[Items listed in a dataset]
* * *
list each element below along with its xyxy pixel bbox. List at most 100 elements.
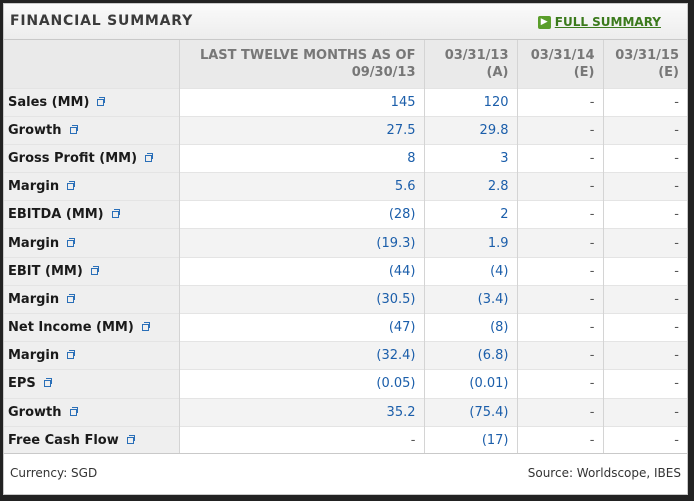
arrow-right-icon: ▶ bbox=[537, 15, 551, 29]
table-cell: (32.4) bbox=[178, 341, 424, 370]
column-header-2013: 03/31/13 (A) bbox=[423, 40, 517, 88]
table-cell: (0.05) bbox=[178, 369, 424, 399]
row-label-text: Margin bbox=[8, 179, 60, 195]
table-cell: (30.5) bbox=[178, 284, 424, 314]
column-header-line2: (A) bbox=[486, 65, 509, 80]
table-cell: (6.8) bbox=[423, 341, 517, 370]
table-cell: 29.8 bbox=[423, 115, 517, 145]
column-header-2015: 03/31/15 (E) bbox=[602, 40, 687, 88]
table-row: Growth 35.2 (75.4) - - bbox=[4, 397, 687, 427]
table-row: Margin (30.5) (3.4) - - bbox=[4, 284, 687, 314]
table-cell: 5.6 bbox=[178, 172, 424, 201]
row-label: Sales (MM) bbox=[4, 87, 179, 117]
table-cell: (44) bbox=[178, 256, 424, 286]
table-row: EBITDA (MM) (28) 2- - bbox=[4, 200, 687, 229]
chart-popup-icon[interactable] bbox=[67, 237, 76, 247]
table-cell: - bbox=[516, 228, 603, 258]
table-cell: - bbox=[602, 172, 687, 201]
table-cell: - bbox=[516, 312, 603, 342]
chart-popup-icon[interactable] bbox=[69, 406, 78, 416]
column-header-line1: 03/31/14 bbox=[530, 48, 595, 63]
row-label: EBITDA (MM) bbox=[4, 200, 179, 229]
table-cell: - bbox=[602, 425, 687, 455]
table-cell: 8 bbox=[178, 143, 424, 173]
table-cell: 2 bbox=[423, 200, 517, 229]
table-cell: (4) bbox=[423, 256, 517, 286]
row-label-text: EBIT (MM) bbox=[8, 263, 83, 279]
table-row: Net Income (MM) (47) (8) - - bbox=[4, 312, 687, 342]
chart-popup-icon[interactable] bbox=[97, 96, 106, 106]
chart-popup-icon[interactable] bbox=[126, 435, 135, 445]
table-row: Sales (MM) 145 120- - bbox=[4, 87, 687, 117]
table-row: Growth 27.5 29.8- - bbox=[4, 115, 687, 145]
chart-popup-icon[interactable] bbox=[141, 322, 150, 332]
row-label-text: Margin bbox=[8, 291, 60, 307]
table-cell: (19.3) bbox=[178, 228, 424, 258]
table-cell: (17) bbox=[423, 425, 517, 455]
row-label-text: Net Income (MM) bbox=[8, 320, 134, 336]
column-header-line1: 03/31/13 bbox=[444, 48, 509, 63]
table-cell: (28) bbox=[178, 200, 424, 229]
chart-popup-icon[interactable] bbox=[69, 124, 78, 134]
table-cell: - bbox=[602, 341, 687, 370]
table-cell: - bbox=[516, 425, 603, 455]
chart-popup-icon[interactable] bbox=[67, 181, 76, 191]
table-cell: - bbox=[602, 228, 687, 258]
chart-popup-icon[interactable] bbox=[90, 265, 99, 275]
table-cell: - bbox=[602, 200, 687, 229]
table-cell: - bbox=[516, 115, 603, 145]
table-row: Gross Profit (MM) 8 3- - bbox=[4, 143, 687, 173]
table-cell: - bbox=[516, 256, 603, 286]
table-row: EBIT (MM) (44) (4) - - bbox=[4, 256, 687, 286]
table-cell: 2.8 bbox=[423, 172, 517, 201]
chart-popup-icon[interactable] bbox=[145, 152, 154, 162]
table-cell: (8) bbox=[423, 312, 517, 342]
row-label: Net Income (MM) bbox=[4, 312, 179, 342]
row-label-text: Growth bbox=[8, 122, 62, 138]
table-cell: 35.2 bbox=[178, 397, 424, 427]
full-summary-link[interactable]: ▶ FULL SUMMARY bbox=[537, 15, 661, 29]
table-cell: 120 bbox=[423, 87, 517, 117]
table-cell: - bbox=[178, 425, 424, 455]
full-summary-label[interactable]: FULL SUMMARY bbox=[555, 15, 661, 29]
row-label: Margin bbox=[4, 284, 179, 314]
row-label: Growth bbox=[4, 397, 179, 427]
table-row: Margin 5.6 2.8- - bbox=[4, 172, 687, 201]
row-label-text: Margin bbox=[8, 235, 60, 251]
table-cell: - bbox=[602, 115, 687, 145]
panel-header: FINANCIAL SUMMARY ▶ FULL SUMMARY bbox=[4, 4, 687, 40]
table-header-row: LAST TWELVE MONTHS AS OF 09/30/13 03/31/1… bbox=[4, 40, 687, 88]
row-label: Margin bbox=[4, 228, 179, 258]
row-label: Growth bbox=[4, 115, 179, 145]
panel-title: FINANCIAL SUMMARY bbox=[10, 13, 194, 29]
table-cell: - bbox=[602, 143, 687, 173]
row-label: Margin bbox=[4, 172, 179, 201]
table-cell: - bbox=[602, 284, 687, 314]
column-header-2014: 03/31/14 (E) bbox=[516, 40, 603, 88]
chart-popup-icon[interactable] bbox=[67, 293, 76, 303]
source-note: Source: Worldscope, IBES bbox=[527, 466, 681, 480]
row-label: Gross Profit (MM) bbox=[4, 143, 179, 173]
table-cell: (75.4) bbox=[423, 397, 517, 427]
row-label-text: Sales (MM) bbox=[8, 94, 90, 110]
table-row: EPS (0.05) (0.01) - - bbox=[4, 369, 687, 399]
table-row: Margin (19.3) 1.9- - bbox=[4, 228, 687, 258]
chart-popup-icon[interactable] bbox=[111, 209, 120, 219]
chart-popup-icon[interactable] bbox=[43, 378, 52, 388]
panel-footer: Currency: SGD Source: Worldscope, IBES bbox=[4, 453, 687, 494]
table-cell: 3 bbox=[423, 143, 517, 173]
column-header-ltm: LAST TWELVE MONTHS AS OF 09/30/13 bbox=[178, 40, 424, 88]
table-cell: - bbox=[516, 143, 603, 173]
row-label-text: Free Cash Flow bbox=[8, 433, 119, 449]
column-header-line2: (E) bbox=[658, 65, 679, 80]
table-cell: 1.9 bbox=[423, 228, 517, 258]
table-cell: - bbox=[516, 369, 603, 399]
row-label: EPS bbox=[4, 369, 179, 399]
chart-popup-icon[interactable] bbox=[67, 350, 76, 360]
column-header-line2: (E) bbox=[573, 65, 595, 80]
table-cell: (0.01) bbox=[423, 369, 517, 399]
row-label: Free Cash Flow bbox=[4, 425, 179, 455]
table-cell: (47) bbox=[178, 312, 424, 342]
table-cell: - bbox=[602, 256, 687, 286]
table-cell: 27.5 bbox=[178, 115, 424, 145]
* * *
### To be done
Pick out each line in the entries above that contains the string "EBITDA" and copy those lines.

### Solved problem
table-row: EBITDA (MM) (28) 2- - bbox=[4, 200, 687, 229]
row-label: EBITDA (MM) bbox=[4, 200, 179, 229]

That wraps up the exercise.